*DIRECTIONS*
Print all entries precisely as they are written.

*RECORD SET*
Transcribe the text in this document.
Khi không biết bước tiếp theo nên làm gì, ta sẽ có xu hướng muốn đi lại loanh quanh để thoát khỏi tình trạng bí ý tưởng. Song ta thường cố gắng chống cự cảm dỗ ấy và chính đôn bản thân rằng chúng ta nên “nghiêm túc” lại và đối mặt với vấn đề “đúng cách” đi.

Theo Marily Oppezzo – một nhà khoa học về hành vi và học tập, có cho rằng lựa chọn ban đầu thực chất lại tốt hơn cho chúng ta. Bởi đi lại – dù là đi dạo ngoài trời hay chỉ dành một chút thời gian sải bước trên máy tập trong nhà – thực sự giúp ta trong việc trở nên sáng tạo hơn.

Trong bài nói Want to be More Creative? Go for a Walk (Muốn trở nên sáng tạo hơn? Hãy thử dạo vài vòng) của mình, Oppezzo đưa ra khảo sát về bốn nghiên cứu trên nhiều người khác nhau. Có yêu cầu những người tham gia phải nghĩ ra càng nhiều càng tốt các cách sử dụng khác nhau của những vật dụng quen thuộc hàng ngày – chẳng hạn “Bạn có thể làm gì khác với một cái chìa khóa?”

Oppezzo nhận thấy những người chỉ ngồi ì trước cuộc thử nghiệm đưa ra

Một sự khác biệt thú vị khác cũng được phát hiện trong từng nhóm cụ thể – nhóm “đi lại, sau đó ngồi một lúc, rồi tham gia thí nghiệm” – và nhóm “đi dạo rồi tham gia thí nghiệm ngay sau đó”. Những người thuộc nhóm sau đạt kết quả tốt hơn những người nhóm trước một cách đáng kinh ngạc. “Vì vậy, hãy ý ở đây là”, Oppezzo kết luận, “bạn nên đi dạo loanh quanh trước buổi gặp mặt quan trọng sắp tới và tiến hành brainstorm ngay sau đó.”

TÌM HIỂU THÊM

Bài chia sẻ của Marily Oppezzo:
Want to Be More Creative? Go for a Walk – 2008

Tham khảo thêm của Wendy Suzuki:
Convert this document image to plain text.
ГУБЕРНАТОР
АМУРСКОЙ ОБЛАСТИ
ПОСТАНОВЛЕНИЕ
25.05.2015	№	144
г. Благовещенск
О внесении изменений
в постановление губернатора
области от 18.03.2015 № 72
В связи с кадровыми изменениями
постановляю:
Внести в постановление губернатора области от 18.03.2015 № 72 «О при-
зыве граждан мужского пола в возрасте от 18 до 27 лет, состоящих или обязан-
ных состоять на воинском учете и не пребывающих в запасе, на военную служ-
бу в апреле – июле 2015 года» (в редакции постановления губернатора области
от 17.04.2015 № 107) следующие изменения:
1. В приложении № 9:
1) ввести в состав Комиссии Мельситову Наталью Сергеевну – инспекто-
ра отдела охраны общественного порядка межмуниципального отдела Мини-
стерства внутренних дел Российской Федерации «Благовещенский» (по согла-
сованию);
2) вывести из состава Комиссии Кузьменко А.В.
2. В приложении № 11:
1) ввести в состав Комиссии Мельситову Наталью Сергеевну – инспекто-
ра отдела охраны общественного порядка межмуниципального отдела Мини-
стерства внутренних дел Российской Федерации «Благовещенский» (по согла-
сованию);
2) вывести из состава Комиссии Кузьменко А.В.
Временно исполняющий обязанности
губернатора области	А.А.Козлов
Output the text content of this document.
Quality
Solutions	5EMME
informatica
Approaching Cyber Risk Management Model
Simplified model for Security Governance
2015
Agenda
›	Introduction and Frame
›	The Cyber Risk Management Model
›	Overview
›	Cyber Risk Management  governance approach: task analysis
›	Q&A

*COMPLETE OUTPUT*
Transcribe the text in this document.
Khi không biết bước tiếp theo nên làm gì, ta sẽ có xu hướng muốn đi lại loanh quanh để thoát khỏi tình trạng bí ý tưởng. Song ta thường cố gắng chống cự cảm dỗ ấy và chính đôn bản thân rằng chúng ta nên “nghiêm túc” lại và đối mặt với vấn đề “đúng cách” đi.

Theo Marily Oppezzo – một nhà khoa học về hành vi và học tập, có cho rằng lựa chọn ban đầu thực chất lại tốt hơn cho chúng ta. Bởi đi lại – dù là đi dạo ngoài trời hay chỉ dành một chút thời gian sải bước trên máy tập trong nhà – thực sự giúp ta trong việc trở nên sáng tạo hơn.

Trong bài nói Want to be More Creative? Go for a Walk (Muốn trở nên sáng tạo hơn? Hãy thử dạo vài vòng) của mình, Oppezzo đưa ra khảo sát về bốn nghiên cứu trên nhiều người khác nhau. Có yêu cầu những người tham gia phải nghĩ ra càng nhiều càng tốt các cách sử dụng khác nhau của những vật dụng quen thuộc hàng ngày – chẳng hạn “Bạn có thể làm gì khác với một cái chìa khóa?”

Oppezzo nhận thấy những người chỉ ngồi ì trước cuộc thử nghiệm đưa ra

Một sự khác biệt thú vị khác cũng được phát hiện trong từng nhóm cụ thể – nhóm “đi lại, sau đó ngồi một lúc, rồi tham gia thí nghiệm” – và nhóm “đi dạo rồi tham gia thí nghiệm ngay sau đó”. Những người thuộc nhóm sau đạt kết quả tốt hơn những người nhóm trước một cách đáng kinh ngạc. “Vì vậy, hãy ý ở đây là”, Oppezzo kết luận, “bạn nên đi dạo loanh quanh trước buổi gặp mặt quan trọng sắp tới và tiến hành brainstorm ngay sau đó.”

TÌM HIỂU THÊM

Bài chia sẻ của Marily Oppezzo:
Want to Be More Creative? Go for a Walk – 2008

Tham khảo thêm của Wendy Suzuki:
Convert this document image to plain text.
ГУБЕРНАТОР
АМУРСКОЙ ОБЛАСТИ
ПОСТАНОВЛЕНИЕ
25.05.2015	№	144
г. Благовещенск
О внесении изменений
в постановление губернатора
области от 18.03.2015 № 72
В связи с кадровыми изменениями
постановляю:
Внести в постановление губернатора области от 18.03.2015 № 72 «О при-
зыве граждан мужского пола в возрасте от 18 до 27 лет, состоящих или обязан-
ных состоять на воинском учете и не пребывающих в запасе, на военную служ-
бу в апреле – июле 2015 года» (в редакции постановления губернатора области
от 17.04.2015 № 107) следующие изменения:
1. В приложении № 9:
1) ввести в состав Комиссии Мельситову Наталью Сергеевну – инспекто-
ра отдела охраны общественного порядка межмуниципального отдела Мини-
стерства внутренних дел Российской Федерации «Благовещенский» (по согла-
сованию);
2) вывести из состава Комиссии Кузьменко А.В.
2. В приложении № 11:
1) ввести в состав Комиссии Мельситову Наталью Сергеевну – инспекто-
ра отдела охраны общественного порядка межмуниципального отдела Мини-
стерства внутренних дел Российской Федерации «Благовещенский» (по согла-
сованию);
2) вывести из состава Комиссии Кузьменко А.В.
Временно исполняющий обязанности
губернатора области	А.А.Козлов
Output the text content of this document.
Quality
Solutions	5EMME
informatica
Approaching Cyber Risk Management Model
Simplified model for Security Governance
2015
Agenda
›	Introduction and Frame
›	The Cyber Risk Management Model
›	Overview
›	Cyber Risk Management  governance approach: task analysis
›	Q&A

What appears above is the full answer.